## What is expected
Return the material below in full and exactly.

## Raw records

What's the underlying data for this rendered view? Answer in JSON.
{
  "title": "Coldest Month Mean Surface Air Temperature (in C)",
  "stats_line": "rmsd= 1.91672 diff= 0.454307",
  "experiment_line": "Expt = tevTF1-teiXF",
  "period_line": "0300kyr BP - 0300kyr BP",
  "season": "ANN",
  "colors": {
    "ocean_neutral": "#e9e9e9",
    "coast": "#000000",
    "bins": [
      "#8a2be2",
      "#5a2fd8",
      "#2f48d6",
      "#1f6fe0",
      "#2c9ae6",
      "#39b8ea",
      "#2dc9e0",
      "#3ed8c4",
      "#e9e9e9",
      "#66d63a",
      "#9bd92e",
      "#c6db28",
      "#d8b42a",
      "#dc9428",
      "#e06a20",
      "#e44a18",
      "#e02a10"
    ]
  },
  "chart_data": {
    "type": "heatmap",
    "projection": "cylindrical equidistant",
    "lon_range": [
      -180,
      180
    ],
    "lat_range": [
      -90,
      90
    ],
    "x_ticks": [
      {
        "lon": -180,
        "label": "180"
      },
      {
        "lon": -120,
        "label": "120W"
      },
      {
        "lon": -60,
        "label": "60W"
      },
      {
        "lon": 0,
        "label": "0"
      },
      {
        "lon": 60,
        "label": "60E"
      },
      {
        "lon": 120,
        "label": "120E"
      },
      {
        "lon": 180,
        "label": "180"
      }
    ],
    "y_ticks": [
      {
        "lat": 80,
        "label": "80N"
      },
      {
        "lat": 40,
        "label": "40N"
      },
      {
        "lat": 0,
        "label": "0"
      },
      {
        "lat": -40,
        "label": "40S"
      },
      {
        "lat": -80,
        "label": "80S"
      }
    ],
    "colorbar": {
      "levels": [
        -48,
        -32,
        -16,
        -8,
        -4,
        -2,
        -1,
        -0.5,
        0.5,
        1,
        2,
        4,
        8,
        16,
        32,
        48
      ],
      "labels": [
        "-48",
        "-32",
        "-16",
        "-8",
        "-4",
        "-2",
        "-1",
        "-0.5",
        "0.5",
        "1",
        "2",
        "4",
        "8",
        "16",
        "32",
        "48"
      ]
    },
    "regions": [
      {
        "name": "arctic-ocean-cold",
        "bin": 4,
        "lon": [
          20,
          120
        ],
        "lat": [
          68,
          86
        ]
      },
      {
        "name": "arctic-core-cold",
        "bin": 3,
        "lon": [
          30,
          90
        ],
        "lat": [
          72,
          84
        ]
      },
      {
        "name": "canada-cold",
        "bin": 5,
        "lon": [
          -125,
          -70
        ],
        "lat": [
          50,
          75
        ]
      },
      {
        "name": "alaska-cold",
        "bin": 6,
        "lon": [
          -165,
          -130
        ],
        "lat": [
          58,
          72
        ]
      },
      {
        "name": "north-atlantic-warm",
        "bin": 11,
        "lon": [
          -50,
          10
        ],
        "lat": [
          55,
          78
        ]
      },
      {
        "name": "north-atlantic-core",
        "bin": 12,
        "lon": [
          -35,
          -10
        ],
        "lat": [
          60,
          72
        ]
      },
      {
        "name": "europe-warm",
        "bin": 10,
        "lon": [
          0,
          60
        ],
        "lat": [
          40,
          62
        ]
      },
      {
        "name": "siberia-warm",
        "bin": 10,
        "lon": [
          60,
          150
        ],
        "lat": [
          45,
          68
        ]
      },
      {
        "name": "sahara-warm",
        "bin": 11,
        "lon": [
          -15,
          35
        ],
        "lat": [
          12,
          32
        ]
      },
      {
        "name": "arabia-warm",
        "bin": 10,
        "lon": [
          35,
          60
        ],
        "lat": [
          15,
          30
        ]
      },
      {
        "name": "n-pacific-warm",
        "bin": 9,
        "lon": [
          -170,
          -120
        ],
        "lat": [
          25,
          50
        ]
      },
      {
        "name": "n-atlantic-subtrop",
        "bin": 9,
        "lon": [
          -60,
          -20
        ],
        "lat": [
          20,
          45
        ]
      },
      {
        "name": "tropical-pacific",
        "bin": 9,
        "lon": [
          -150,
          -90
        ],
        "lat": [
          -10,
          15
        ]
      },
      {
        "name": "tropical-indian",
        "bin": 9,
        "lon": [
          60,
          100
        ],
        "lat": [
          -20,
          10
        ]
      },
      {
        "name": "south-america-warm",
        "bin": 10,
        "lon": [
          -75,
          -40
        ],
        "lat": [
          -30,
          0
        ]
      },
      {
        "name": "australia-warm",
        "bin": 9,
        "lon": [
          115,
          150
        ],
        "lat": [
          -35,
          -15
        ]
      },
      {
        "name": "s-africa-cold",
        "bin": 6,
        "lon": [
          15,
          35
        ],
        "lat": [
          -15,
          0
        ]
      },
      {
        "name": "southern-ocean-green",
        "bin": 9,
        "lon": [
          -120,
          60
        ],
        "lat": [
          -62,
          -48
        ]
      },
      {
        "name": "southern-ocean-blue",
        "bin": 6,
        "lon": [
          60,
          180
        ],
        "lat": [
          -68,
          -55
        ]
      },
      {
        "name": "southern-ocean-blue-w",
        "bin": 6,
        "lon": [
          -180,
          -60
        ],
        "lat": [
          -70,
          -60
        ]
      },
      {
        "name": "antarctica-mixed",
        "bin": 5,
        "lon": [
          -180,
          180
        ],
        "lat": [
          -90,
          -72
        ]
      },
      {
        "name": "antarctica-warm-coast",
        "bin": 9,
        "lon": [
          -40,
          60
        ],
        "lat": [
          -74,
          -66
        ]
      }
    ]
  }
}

## Written solution
What's the underlying data for this rendered view? Answer in JSON.
{
  "title": "Coldest Month Mean Surface Air Temperature (in C)",
  "stats_line": "rmsd= 1.91672 diff= 0.454307",
  "experiment_line": "Expt = tevTF1-teiXF",
  "period_line": "0300kyr BP - 0300kyr BP",
  "season": "ANN",
  "colors": {
    "ocean_neutral": "#e9e9e9",
    "coast": "#000000",
    "bins": [
      "#8a2be2",
      "#5a2fd8",
      "#2f48d6",
      "#1f6fe0",
      "#2c9ae6",
      "#39b8ea",
      "#2dc9e0",
      "#3ed8c4",
      "#e9e9e9",
      "#66d63a",
      "#9bd92e",
      "#c6db28",
      "#d8b42a",
      "#dc9428",
      "#e06a20",
      "#e44a18",
      "#e02a10"
    ]
  },
  "chart_data": {
    "type": "heatmap",
    "projection": "cylindrical equidistant",
    "lon_range": [
      -180,
      180
    ],
    "lat_range": [
      -90,
      90
    ],
    "x_ticks": [
      {
        "lon": -180,
        "label": "180"
      },
      {
        "lon": -120,
        "label": "120W"
      },
      {
        "lon": -60,
        "label": "60W"
      },
      {
        "lon": 0,
        "label": "0"
      },
      {
        "lon": 60,
        "label": "60E"
      },
      {
        "lon": 120,
        "label": "120E"
      },
      {
        "lon": 180,
        "label": "180"
      }
    ],
    "y_ticks": [
      {
        "lat": 80,
        "label": "80N"
      },
      {
        "lat": 40,
        "label": "40N"
      },
      {
        "lat": 0,
        "label": "0"
      },
      {
        "lat": -40,
        "label": "40S"
      },
      {
        "lat": -80,
        "label": "80S"
      }
    ],
    "colorbar": {
      "levels": [
        -48,
        -32,
        -16,
        -8,
        -4,
        -2,
        -1,
        -0.5,
        0.5,
        1,
        2,
        4,
        8,
        16,
        32,
        48
      ],
      "labels": [
        "-48",
        "-32",
        "-16",
        "-8",
        "-4",
        "-2",
        "-1",
        "-0.5",
        "0.5",
        "1",
        "2",
        "4",
        "8",
        "16",
        "32",
        "48"
      ]
    },
    "regions": [
      {
        "name": "arctic-ocean-cold",
        "bin": 4,
        "lon": [
          20,
          120
        ],
        "lat": [
          68,
          86
        ]
      },
      {
        "name": "arctic-core-cold",
        "bin": 3,
        "lon": [
          30,
          90
        ],
        "lat": [
          72,
          84
        ]
      },
      {
        "name": "canada-cold",
        "bin": 5,
        "lon": [
          -125,
          -70
        ],
        "lat": [
          50,
          75
        ]
      },
      {
        "name": "alaska-cold",
        "bin": 6,
        "lon": [
          -165,
          -130
        ],
        "lat": [
          58,
          72
        ]
      },
      {
        "name": "north-atlantic-warm",
        "bin": 11,
        "lon": [
          -50,
          10
        ],
        "lat": [
          55,
          78
        ]
      },
      {
        "name": "north-atlantic-core",
        "bin": 12,
        "lon": [
          -35,
          -10
        ],
        "lat": [
          60,
          72
        ]
      },
      {
        "name": "europe-warm",
        "bin": 10,
        "lon": [
          0,
          60
        ],
        "lat": [
          40,
          62
        ]
      },
      {
        "name": "siberia-warm",
        "bin": 10,
        "lon": [
          60,
          150
        ],
        "lat": [
          45,
          68
        ]
      },
      {
        "name": "sahara-warm",
        "bin": 11,
        "lon": [
          -15,
          35
        ],
        "lat": [
          12,
          32
        ]
      },
      {
        "name": "arabia-warm",
        "bin": 10,
        "lon": [
          35,
          60
        ],
        "lat": [
          15,
          30
        ]
      },
      {
        "name": "n-pacific-warm",
        "bin": 9,
        "lon": [
          -170,
          -120
        ],
        "lat": [
          25,
          50
        ]
      },
      {
        "name": "n-atlantic-subtrop",
        "bin": 9,
        "lon": [
          -60,
          -20
        ],
        "lat": [
          20,
          45
        ]
      },
      {
        "name": "tropical-pacific",
        "bin": 9,
        "lon": [
          -150,
          -90
        ],
        "lat": [
          -10,
          15
        ]
      },
      {
        "name": "tropical-indian",
        "bin": 9,
        "lon": [
          60,
          100
        ],
        "lat": [
          -20,
          10
        ]
      },
      {
        "name": "south-america-warm",
        "bin": 10,
        "lon": [
          -75,
          -40
        ],
        "lat": [
          -30,
          0
        ]
      },
      {
        "name": "australia-warm",
        "bin": 9,
        "lon": [
          115,
          150
        ],
        "lat": [
          -35,
          -15
        ]
      },
      {
        "name": "s-africa-cold",
        "bin": 6,
        "lon": [
          15,
          35
        ],
        "lat": [
          -15,
          0
        ]
      },
      {
        "name": "southern-ocean-green",
        "bin": 9,
        "lon": [
          -120,
          60
        ],
        "lat": [
          -62,
          -48
        ]
      },
      {
        "name": "southern-ocean-blue",
        "bin": 6,
        "lon": [
          60,
          180
        ],
        "lat": [
          -68,
          -55
        ]
      },
      {
        "name": "southern-ocean-blue-w",
        "bin": 6,
        "lon": [
          -180,
          -60
        ],
        "lat": [
          -70,
          -60
        ]
      },
      {
        "name": "antarctica-mixed",
        "bin": 5,
        "lon": [
          -180,
          180
        ],
        "lat": [
          -90,
          -72
        ]
      },
      {
        "name": "antarctica-warm-coast",
        "bin": 9,
        "lon": [
          -40,
          60
        ],
        "lat": [
          -74,
          -66
        ]
      }
    ]
  }
}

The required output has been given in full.